╭─ DATA TO USE

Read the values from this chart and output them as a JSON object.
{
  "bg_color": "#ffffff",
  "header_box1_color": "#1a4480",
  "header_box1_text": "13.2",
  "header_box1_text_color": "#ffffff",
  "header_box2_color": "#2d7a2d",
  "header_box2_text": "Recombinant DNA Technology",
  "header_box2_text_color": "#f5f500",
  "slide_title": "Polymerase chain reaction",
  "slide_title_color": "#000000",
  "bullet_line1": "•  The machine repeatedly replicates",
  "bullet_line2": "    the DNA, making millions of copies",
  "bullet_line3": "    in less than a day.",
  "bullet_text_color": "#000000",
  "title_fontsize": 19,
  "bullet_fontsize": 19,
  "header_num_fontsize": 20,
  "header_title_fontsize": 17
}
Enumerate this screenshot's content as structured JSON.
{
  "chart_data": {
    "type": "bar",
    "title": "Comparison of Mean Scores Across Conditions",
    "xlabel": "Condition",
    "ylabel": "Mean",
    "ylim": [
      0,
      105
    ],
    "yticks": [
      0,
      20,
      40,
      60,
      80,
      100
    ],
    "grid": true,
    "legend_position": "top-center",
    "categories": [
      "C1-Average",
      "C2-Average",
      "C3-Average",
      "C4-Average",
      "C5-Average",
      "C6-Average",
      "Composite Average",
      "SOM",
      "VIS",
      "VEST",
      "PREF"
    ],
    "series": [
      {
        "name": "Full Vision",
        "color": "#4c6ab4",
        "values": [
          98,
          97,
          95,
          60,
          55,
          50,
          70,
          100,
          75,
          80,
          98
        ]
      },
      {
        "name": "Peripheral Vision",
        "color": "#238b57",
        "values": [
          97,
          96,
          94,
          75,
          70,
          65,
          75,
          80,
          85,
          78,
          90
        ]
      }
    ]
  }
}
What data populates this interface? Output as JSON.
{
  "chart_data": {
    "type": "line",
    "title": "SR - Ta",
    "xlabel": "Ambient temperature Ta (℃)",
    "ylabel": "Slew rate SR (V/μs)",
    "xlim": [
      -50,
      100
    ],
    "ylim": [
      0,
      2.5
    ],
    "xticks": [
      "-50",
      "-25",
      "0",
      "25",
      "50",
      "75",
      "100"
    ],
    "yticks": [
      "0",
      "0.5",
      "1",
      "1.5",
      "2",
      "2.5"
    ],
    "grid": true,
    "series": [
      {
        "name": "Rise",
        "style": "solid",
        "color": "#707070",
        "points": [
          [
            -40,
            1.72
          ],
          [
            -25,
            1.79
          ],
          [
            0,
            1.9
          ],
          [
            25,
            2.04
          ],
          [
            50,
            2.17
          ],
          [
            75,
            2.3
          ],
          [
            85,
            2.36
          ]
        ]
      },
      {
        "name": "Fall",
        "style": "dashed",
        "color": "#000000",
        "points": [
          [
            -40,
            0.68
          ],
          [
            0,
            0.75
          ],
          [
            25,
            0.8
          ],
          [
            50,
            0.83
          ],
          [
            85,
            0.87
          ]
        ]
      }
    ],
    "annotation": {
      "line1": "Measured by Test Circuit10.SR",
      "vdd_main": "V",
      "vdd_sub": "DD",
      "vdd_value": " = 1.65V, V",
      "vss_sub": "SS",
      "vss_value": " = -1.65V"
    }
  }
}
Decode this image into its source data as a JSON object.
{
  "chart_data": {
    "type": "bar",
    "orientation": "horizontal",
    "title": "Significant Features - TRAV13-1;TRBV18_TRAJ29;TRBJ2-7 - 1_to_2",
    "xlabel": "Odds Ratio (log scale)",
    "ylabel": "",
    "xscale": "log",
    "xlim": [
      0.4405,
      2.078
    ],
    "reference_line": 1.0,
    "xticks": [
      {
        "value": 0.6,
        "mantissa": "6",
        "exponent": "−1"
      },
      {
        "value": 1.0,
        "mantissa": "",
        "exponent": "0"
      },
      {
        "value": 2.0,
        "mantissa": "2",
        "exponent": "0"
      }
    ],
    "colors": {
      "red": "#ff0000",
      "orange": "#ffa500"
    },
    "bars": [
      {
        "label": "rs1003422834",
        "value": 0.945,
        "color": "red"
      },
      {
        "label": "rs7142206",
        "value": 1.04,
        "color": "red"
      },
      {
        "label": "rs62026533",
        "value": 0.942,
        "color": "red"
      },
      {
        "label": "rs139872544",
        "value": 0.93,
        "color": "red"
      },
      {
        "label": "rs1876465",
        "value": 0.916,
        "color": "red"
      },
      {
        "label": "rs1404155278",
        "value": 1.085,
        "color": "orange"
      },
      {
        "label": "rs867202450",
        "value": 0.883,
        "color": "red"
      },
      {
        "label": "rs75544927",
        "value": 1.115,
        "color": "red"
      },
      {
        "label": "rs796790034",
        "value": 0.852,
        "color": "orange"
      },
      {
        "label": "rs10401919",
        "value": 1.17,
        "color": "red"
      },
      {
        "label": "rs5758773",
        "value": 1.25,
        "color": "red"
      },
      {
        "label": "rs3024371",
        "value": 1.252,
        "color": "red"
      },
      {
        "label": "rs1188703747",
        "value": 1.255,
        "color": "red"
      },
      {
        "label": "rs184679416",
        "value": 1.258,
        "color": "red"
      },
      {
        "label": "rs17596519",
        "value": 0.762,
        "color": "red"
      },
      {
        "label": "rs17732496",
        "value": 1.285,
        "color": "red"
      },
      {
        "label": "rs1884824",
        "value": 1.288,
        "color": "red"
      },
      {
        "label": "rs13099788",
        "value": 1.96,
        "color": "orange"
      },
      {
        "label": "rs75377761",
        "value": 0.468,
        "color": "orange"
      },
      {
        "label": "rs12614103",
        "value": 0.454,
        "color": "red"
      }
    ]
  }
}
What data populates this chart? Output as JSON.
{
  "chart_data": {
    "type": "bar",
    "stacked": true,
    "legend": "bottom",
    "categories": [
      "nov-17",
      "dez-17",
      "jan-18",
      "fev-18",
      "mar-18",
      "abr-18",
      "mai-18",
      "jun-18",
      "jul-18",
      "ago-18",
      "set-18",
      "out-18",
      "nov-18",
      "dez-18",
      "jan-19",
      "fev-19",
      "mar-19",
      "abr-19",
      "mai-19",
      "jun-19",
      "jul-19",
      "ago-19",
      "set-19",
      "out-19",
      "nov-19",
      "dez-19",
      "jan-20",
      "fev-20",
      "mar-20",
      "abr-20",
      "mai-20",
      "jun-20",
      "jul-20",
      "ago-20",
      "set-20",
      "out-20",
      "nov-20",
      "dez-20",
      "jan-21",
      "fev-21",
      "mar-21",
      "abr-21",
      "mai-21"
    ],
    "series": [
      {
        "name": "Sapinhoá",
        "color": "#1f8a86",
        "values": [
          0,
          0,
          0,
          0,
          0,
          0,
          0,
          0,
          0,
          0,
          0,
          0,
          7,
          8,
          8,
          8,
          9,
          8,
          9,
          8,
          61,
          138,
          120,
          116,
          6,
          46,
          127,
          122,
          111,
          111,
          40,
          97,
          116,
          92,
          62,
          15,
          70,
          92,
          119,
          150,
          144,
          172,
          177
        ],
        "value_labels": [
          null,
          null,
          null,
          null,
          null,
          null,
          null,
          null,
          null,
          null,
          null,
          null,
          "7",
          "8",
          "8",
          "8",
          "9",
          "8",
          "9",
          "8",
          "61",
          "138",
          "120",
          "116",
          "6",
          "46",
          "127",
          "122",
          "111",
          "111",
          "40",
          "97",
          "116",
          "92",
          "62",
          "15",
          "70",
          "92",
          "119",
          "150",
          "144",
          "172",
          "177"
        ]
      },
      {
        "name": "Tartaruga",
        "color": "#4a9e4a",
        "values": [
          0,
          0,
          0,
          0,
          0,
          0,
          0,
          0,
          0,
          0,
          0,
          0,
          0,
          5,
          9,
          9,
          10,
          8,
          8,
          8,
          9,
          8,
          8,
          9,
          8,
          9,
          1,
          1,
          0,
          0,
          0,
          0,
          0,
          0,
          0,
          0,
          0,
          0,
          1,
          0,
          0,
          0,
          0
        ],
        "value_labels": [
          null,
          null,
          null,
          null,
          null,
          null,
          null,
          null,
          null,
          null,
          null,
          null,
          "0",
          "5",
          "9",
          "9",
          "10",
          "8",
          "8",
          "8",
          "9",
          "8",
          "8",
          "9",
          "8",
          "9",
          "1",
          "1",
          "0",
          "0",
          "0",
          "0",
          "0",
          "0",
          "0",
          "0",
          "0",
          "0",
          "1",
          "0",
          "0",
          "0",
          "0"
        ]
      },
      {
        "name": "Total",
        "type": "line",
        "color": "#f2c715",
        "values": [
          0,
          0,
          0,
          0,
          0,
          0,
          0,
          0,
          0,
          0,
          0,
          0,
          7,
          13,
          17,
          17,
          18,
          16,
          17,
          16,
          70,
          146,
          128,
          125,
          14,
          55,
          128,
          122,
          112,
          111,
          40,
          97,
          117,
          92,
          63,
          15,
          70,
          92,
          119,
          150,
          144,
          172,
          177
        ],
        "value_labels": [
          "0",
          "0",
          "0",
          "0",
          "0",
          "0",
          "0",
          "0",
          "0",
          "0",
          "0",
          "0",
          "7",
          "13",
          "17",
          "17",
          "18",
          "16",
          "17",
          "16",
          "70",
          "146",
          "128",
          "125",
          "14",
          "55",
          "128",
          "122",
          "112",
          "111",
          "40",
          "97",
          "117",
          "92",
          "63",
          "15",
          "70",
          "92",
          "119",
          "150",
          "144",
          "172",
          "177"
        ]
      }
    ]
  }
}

╰─

--- YOUR GOAL ---
Return the lines of the records that include the string "object".

--- THE SOLUTION ---
Read the values from this chart and output them as a JSON object.
Decode this image into its source data as a JSON object.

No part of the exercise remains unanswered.